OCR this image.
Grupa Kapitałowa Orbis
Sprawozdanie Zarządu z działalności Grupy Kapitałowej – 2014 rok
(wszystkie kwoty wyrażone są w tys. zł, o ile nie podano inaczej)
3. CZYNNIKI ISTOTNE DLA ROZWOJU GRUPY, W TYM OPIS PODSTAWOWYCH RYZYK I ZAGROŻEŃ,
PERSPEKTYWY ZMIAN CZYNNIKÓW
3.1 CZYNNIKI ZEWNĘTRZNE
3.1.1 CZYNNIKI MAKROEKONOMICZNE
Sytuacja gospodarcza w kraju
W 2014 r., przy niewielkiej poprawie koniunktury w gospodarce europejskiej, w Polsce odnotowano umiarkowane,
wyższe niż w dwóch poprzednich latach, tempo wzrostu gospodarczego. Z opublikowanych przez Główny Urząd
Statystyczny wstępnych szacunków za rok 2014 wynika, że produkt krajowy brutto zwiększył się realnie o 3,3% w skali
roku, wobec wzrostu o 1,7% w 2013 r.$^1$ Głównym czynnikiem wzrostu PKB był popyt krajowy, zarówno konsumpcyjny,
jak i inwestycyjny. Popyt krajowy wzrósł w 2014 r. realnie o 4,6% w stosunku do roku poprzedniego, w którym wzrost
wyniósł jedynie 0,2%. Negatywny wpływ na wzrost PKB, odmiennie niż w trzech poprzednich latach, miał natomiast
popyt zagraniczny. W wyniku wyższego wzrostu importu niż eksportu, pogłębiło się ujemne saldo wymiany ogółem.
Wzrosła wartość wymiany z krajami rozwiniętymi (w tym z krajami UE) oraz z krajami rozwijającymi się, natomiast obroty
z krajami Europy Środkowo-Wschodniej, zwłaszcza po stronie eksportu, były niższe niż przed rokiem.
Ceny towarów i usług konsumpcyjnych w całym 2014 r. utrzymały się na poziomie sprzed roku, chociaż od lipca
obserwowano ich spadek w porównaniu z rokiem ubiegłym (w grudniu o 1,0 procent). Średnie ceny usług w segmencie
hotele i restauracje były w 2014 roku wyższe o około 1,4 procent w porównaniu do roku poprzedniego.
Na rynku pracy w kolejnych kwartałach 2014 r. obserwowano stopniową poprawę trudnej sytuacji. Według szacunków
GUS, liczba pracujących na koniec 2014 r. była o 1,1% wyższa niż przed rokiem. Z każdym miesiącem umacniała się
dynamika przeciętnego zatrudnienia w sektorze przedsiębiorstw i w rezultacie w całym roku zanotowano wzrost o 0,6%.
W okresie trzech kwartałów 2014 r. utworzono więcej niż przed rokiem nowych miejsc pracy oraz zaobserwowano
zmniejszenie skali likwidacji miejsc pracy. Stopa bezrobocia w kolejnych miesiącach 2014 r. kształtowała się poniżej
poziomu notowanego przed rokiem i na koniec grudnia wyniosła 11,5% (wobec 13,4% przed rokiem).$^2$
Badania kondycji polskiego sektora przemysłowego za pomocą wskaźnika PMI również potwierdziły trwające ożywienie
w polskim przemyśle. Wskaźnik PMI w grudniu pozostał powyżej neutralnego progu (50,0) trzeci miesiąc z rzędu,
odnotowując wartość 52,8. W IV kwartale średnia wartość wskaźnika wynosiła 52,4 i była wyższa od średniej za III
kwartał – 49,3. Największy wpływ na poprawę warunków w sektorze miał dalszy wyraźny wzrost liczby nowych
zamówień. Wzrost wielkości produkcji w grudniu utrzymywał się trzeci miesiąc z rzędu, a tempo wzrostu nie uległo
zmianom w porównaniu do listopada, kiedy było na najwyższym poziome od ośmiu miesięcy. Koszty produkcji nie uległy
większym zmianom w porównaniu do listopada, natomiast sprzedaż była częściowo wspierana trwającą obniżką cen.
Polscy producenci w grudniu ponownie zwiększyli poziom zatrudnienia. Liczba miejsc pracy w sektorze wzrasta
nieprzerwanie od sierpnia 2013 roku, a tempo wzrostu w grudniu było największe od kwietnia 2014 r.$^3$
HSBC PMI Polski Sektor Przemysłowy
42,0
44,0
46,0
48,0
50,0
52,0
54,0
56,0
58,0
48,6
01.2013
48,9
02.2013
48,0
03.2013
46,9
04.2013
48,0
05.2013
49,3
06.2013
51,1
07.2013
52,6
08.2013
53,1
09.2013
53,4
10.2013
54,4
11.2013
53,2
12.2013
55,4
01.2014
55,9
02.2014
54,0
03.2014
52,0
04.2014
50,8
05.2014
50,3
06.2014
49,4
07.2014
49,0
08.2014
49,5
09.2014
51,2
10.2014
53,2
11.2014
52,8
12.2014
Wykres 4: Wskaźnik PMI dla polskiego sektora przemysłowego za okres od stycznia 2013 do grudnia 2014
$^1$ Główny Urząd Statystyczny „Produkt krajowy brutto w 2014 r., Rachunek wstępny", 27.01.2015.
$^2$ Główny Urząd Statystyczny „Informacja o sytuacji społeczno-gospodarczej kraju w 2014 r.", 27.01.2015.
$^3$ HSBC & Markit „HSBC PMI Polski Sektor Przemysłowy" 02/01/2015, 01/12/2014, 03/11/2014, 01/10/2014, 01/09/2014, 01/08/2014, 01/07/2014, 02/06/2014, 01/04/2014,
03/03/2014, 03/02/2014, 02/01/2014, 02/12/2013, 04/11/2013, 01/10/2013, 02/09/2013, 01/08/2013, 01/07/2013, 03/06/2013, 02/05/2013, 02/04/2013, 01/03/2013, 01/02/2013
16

......

▶ [Aim]
All entries must be repeated verbatim.

▶ [Written reply]
OCR this image.
Grupa Kapitałowa Orbis
Sprawozdanie Zarządu z działalności Grupy Kapitałowej – 2014 rok
(wszystkie kwoty wyrażone są w tys. zł, o ile nie podano inaczej)
3. CZYNNIKI ISTOTNE DLA ROZWOJU GRUPY, W TYM OPIS PODSTAWOWYCH RYZYK I ZAGROŻEŃ,
PERSPEKTYWY ZMIAN CZYNNIKÓW
3.1 CZYNNIKI ZEWNĘTRZNE
3.1.1 CZYNNIKI MAKROEKONOMICZNE
Sytuacja gospodarcza w kraju
W 2014 r., przy niewielkiej poprawie koniunktury w gospodarce europejskiej, w Polsce odnotowano umiarkowane,
wyższe niż w dwóch poprzednich latach, tempo wzrostu gospodarczego. Z opublikowanych przez Główny Urząd
Statystyczny wstępnych szacunków za rok 2014 wynika, że produkt krajowy brutto zwiększył się realnie o 3,3% w skali
roku, wobec wzrostu o 1,7% w 2013 r.$^1$ Głównym czynnikiem wzrostu PKB był popyt krajowy, zarówno konsumpcyjny,
jak i inwestycyjny. Popyt krajowy wzrósł w 2014 r. realnie o 4,6% w stosunku do roku poprzedniego, w którym wzrost
wyniósł jedynie 0,2%. Negatywny wpływ na wzrost PKB, odmiennie niż w trzech poprzednich latach, miał natomiast
popyt zagraniczny. W wyniku wyższego wzrostu importu niż eksportu, pogłębiło się ujemne saldo wymiany ogółem.
Wzrosła wartość wymiany z krajami rozwiniętymi (w tym z krajami UE) oraz z krajami rozwijającymi się, natomiast obroty
z krajami Europy Środkowo-Wschodniej, zwłaszcza po stronie eksportu, były niższe niż przed rokiem.
Ceny towarów i usług konsumpcyjnych w całym 2014 r. utrzymały się na poziomie sprzed roku, chociaż od lipca
obserwowano ich spadek w porównaniu z rokiem ubiegłym (w grudniu o 1,0 procent). Średnie ceny usług w segmencie
hotele i restauracje były w 2014 roku wyższe o około 1,4 procent w porównaniu do roku poprzedniego.
Na rynku pracy w kolejnych kwartałach 2014 r. obserwowano stopniową poprawę trudnej sytuacji. Według szacunków
GUS, liczba pracujących na koniec 2014 r. była o 1,1% wyższa niż przed rokiem. Z każdym miesiącem umacniała się
dynamika przeciętnego zatrudnienia w sektorze przedsiębiorstw i w rezultacie w całym roku zanotowano wzrost o 0,6%.
W okresie trzech kwartałów 2014 r. utworzono więcej niż przed rokiem nowych miejsc pracy oraz zaobserwowano
zmniejszenie skali likwidacji miejsc pracy. Stopa bezrobocia w kolejnych miesiącach 2014 r. kształtowała się poniżej
poziomu notowanego przed rokiem i na koniec grudnia wyniosła 11,5% (wobec 13,4% przed rokiem).$^2$
Badania kondycji polskiego sektora przemysłowego za pomocą wskaźnika PMI również potwierdziły trwające ożywienie
w polskim przemyśle. Wskaźnik PMI w grudniu pozostał powyżej neutralnego progu (50,0) trzeci miesiąc z rzędu,
odnotowując wartość 52,8. W IV kwartale średnia wartość wskaźnika wynosiła 52,4 i była wyższa od średniej za III
kwartał – 49,3. Największy wpływ na poprawę warunków w sektorze miał dalszy wyraźny wzrost liczby nowych
zamówień. Wzrost wielkości produkcji w grudniu utrzymywał się trzeci miesiąc z rzędu, a tempo wzrostu nie uległo
zmianom w porównaniu do listopada, kiedy było na najwyższym poziome od ośmiu miesięcy. Koszty produkcji nie uległy
większym zmianom w porównaniu do listopada, natomiast sprzedaż była częściowo wspierana trwającą obniżką cen.
Polscy producenci w grudniu ponownie zwiększyli poziom zatrudnienia. Liczba miejsc pracy w sektorze wzrasta
nieprzerwanie od sierpnia 2013 roku, a tempo wzrostu w grudniu było największe od kwietnia 2014 r.$^3$
HSBC PMI Polski Sektor Przemysłowy
42,0
44,0
46,0
48,0
50,0
52,0
54,0
56,0
58,0
48,6
01.2013
48,9
02.2013
48,0
03.2013
46,9
04.2013
48,0
05.2013
49,3
06.2013
51,1
07.2013
52,6
08.2013
53,1
09.2013
53,4
10.2013
54,4
11.2013
53,2
12.2013
55,4
01.2014
55,9
02.2014
54,0
03.2014
52,0
04.2014
50,8
05.2014
50,3
06.2014
49,4
07.2014
49,0
08.2014
49,5
09.2014
51,2
10.2014
53,2
11.2014
52,8
12.2014
Wykres 4: Wskaźnik PMI dla polskiego sektora przemysłowego za okres od stycznia 2013 do grudnia 2014
$^1$ Główny Urząd Statystyczny „Produkt krajowy brutto w 2014 r., Rachunek wstępny", 27.01.2015.
$^2$ Główny Urząd Statystyczny „Informacja o sytuacji społeczno-gospodarczej kraju w 2014 r.", 27.01.2015.
$^3$ HSBC & Markit „HSBC PMI Polski Sektor Przemysłowy" 02/01/2015, 01/12/2014, 03/11/2014, 01/10/2014, 01/09/2014, 01/08/2014, 01/07/2014, 02/06/2014, 01/04/2014,
03/03/2014, 03/02/2014, 02/01/2014, 02/12/2013, 04/11/2013, 01/10/2013, 02/09/2013, 01/08/2013, 01/07/2013, 03/06/2013, 02/05/2013, 02/04/2013, 01/03/2013, 01/02/2013
16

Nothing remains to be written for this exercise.